[Data items]

========

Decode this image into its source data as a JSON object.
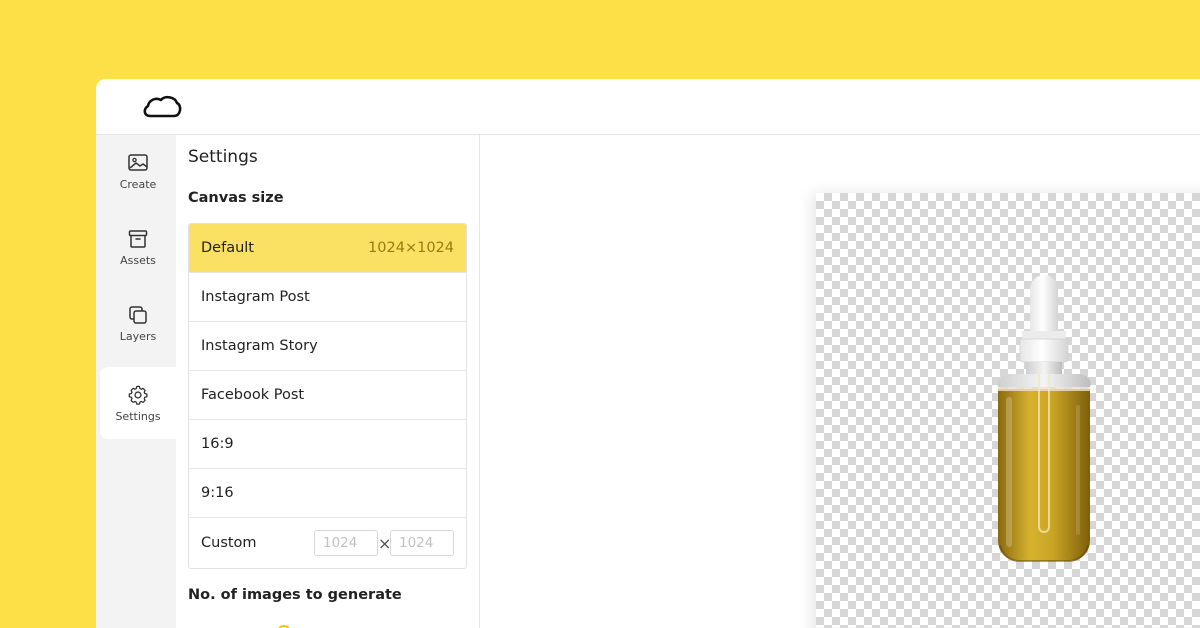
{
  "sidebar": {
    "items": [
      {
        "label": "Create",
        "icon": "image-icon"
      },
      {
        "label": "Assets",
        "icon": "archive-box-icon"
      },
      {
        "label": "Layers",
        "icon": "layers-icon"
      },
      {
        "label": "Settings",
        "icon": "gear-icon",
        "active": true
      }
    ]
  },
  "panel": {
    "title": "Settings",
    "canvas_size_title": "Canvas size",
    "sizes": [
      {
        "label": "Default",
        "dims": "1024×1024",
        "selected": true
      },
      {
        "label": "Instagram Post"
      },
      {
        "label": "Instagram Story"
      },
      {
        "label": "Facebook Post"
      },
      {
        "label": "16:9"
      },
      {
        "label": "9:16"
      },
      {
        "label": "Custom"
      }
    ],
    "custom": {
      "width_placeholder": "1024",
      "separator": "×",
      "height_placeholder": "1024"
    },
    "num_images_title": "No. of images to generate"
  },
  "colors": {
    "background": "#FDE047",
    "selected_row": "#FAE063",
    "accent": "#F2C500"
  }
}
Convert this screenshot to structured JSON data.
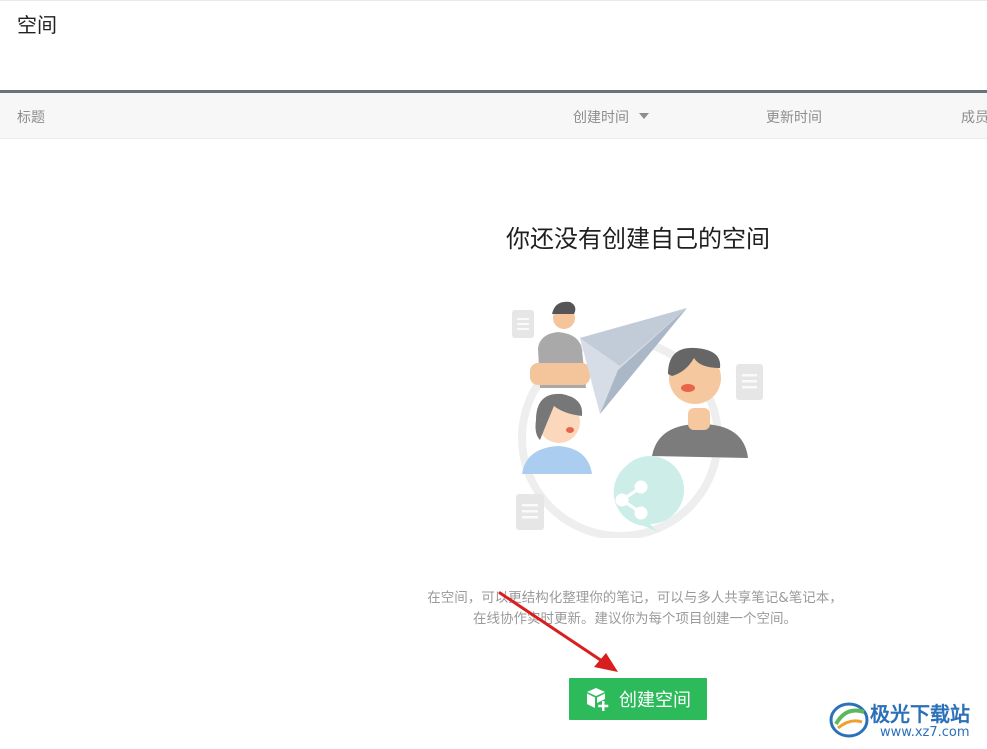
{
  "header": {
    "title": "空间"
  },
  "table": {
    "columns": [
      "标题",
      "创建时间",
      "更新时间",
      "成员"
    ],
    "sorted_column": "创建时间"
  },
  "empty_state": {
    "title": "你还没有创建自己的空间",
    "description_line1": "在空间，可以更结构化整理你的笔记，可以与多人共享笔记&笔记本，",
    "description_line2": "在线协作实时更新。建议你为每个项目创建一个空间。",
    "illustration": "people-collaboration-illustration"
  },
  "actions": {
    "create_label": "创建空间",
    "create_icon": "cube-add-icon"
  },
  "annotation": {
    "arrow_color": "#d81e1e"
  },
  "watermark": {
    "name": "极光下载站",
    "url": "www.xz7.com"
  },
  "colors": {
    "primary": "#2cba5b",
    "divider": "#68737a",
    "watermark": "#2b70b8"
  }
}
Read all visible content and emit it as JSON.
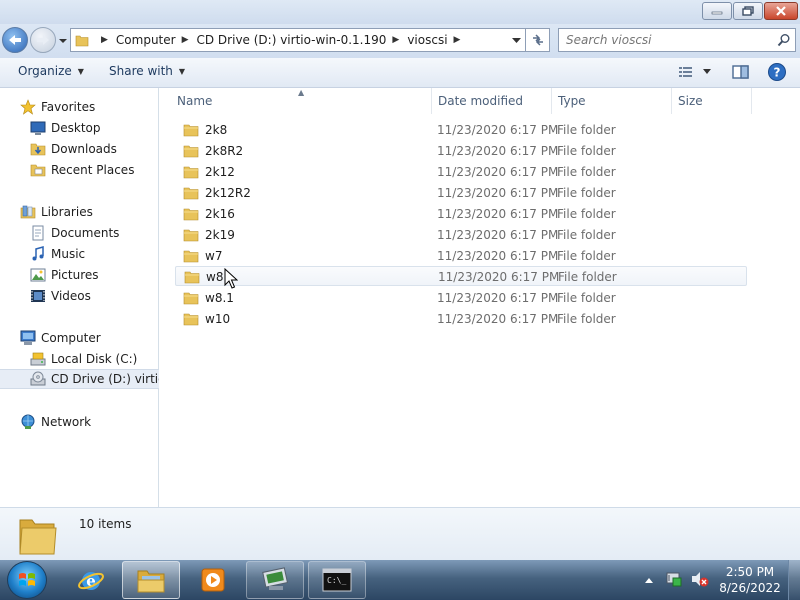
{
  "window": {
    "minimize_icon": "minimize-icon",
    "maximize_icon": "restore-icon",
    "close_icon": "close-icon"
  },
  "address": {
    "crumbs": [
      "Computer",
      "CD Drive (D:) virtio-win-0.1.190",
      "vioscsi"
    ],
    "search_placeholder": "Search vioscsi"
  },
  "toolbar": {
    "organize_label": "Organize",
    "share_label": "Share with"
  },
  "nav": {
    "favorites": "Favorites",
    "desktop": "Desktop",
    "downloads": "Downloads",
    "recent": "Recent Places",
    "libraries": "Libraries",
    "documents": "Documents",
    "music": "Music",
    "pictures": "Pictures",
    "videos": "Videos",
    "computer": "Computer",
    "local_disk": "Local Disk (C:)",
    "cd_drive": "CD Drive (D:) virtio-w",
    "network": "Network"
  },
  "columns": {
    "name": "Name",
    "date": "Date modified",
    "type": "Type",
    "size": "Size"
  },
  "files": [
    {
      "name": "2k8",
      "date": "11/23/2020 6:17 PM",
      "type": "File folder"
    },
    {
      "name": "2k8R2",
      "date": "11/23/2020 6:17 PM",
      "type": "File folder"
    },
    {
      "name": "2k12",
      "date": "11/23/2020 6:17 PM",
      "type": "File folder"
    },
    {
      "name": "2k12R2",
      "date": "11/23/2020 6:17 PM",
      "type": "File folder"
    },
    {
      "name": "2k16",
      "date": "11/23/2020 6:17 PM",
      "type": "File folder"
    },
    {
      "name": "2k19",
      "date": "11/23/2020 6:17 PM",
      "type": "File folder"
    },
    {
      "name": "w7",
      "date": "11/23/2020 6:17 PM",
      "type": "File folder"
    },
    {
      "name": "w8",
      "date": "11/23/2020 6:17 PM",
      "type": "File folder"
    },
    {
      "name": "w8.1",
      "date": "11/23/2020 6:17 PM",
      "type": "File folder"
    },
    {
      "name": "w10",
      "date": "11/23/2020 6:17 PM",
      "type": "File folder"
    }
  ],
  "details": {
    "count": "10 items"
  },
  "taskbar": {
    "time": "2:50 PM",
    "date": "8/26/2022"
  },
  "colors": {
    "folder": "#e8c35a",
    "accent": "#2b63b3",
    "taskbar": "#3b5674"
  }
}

========

→ **EXERCISE PROMPT**:
Restate the whole listing above exactly, except for its images.

→ **OUTPUT OF THE EXERCISE**:
Decode this image into its source data as a JSON object.
{
  "sidebar": {
    "items": [
      {
        "label": "Create",
        "icon": "image-icon"
      },
      {
        "label": "Assets",
        "icon": "archive-box-icon"
      },
      {
        "label": "Layers",
        "icon": "layers-icon"
      },
      {
        "label": "Settings",
        "icon": "gear-icon",
        "active": true
      }
    ]
  },
  "panel": {
    "title": "Settings",
    "canvas_size_title": "Canvas size",
    "sizes": [
      {
        "label": "Default",
        "dims": "1024×1024",
        "selected": true
      },
      {
        "label": "Instagram Post"
      },
      {
        "label": "Instagram Story"
      },
      {
        "label": "Facebook Post"
      },
      {
        "label": "16:9"
      },
      {
        "label": "9:16"
      },
      {
        "label": "Custom"
      }
    ],
    "custom": {
      "width_placeholder": "1024",
      "separator": "×",
      "height_placeholder": "1024"
    },
    "num_images_title": "No. of images to generate"
  },
  "colors": {
    "background": "#FDE047",
    "selected_row": "#FAE063",
    "accent": "#F2C500"
  }
}
Convert this screenshot to structured JSON data.
{
  "header": {
    "title": "空间"
  },
  "table": {
    "columns": [
      "标题",
      "创建时间",
      "更新时间",
      "成员"
    ],
    "sorted_column": "创建时间"
  },
  "empty_state": {
    "title": "你还没有创建自己的空间",
    "description_line1": "在空间，可以更结构化整理你的笔记，可以与多人共享笔记&笔记本，",
    "description_line2": "在线协作实时更新。建议你为每个项目创建一个空间。",
    "illustration": "people-collaboration-illustration"
  },
  "actions": {
    "create_label": "创建空间",
    "create_icon": "cube-add-icon"
  },
  "annotation": {
    "arrow_color": "#d81e1e"
  },
  "watermark": {
    "name": "极光下载站",
    "url": "www.xz7.com"
  },
  "colors": {
    "primary": "#2cba5b",
    "divider": "#68737a",
    "watermark": "#2b70b8"
  }
}
Read all visible content and emit it as JSON.
{
  "window": {
    "minimize_icon": "minimize-icon",
    "maximize_icon": "restore-icon",
    "close_icon": "close-icon"
  },
  "address": {
    "crumbs": [
      "Computer",
      "CD Drive (D:) virtio-win-0.1.190",
      "vioscsi"
    ],
    "search_placeholder": "Search vioscsi"
  },
  "toolbar": {
    "organize_label": "Organize",
    "share_label": "Share with"
  },
  "nav": {
    "favorites": "Favorites",
    "desktop": "Desktop",
    "downloads": "Downloads",
    "recent": "Recent Places",
    "libraries": "Libraries",
    "documents": "Documents",
    "music": "Music",
    "pictures": "Pictures",
    "videos": "Videos",
    "computer": "Computer",
    "local_disk": "Local Disk (C:)",
    "cd_drive": "CD Drive (D:) virtio-w",
    "network": "Network"
  },
  "columns": {
    "name": "Name",
    "date": "Date modified",
    "type": "Type",
    "size": "Size"
  },
  "files": [
    {
      "name": "2k8",
      "date": "11/23/2020 6:17 PM",
      "type": "File folder"
    },
    {
      "name": "2k8R2",
      "date": "11/23/2020 6:17 PM",
      "type": "File folder"
    },
    {
      "name": "2k12",
      "date": "11/23/2020 6:17 PM",
      "type": "File folder"
    },
    {
      "name": "2k12R2",
      "date": "11/23/2020 6:17 PM",
      "type": "File folder"
    },
    {
      "name": "2k16",
      "date": "11/23/2020 6:17 PM",
      "type": "File folder"
    },
    {
      "name": "2k19",
      "date": "11/23/2020 6:17 PM",
      "type": "File folder"
    },
    {
      "name": "w7",
      "date": "11/23/2020 6:17 PM",
      "type": "File folder"
    },
    {
      "name": "w8",
      "date": "11/23/2020 6:17 PM",
      "type": "File folder"
    },
    {
      "name": "w8.1",
      "date": "11/23/2020 6:17 PM",
      "type": "File folder"
    },
    {
      "name": "w10",
      "date": "11/23/2020 6:17 PM",
      "type": "File folder"
    }
  ],
  "details": {
    "count": "10 items"
  },
  "taskbar": {
    "time": "2:50 PM",
    "date": "8/26/2022"
  },
  "colors": {
    "folder": "#e8c35a",
    "accent": "#2b63b3",
    "taskbar": "#3b5674"
  }
}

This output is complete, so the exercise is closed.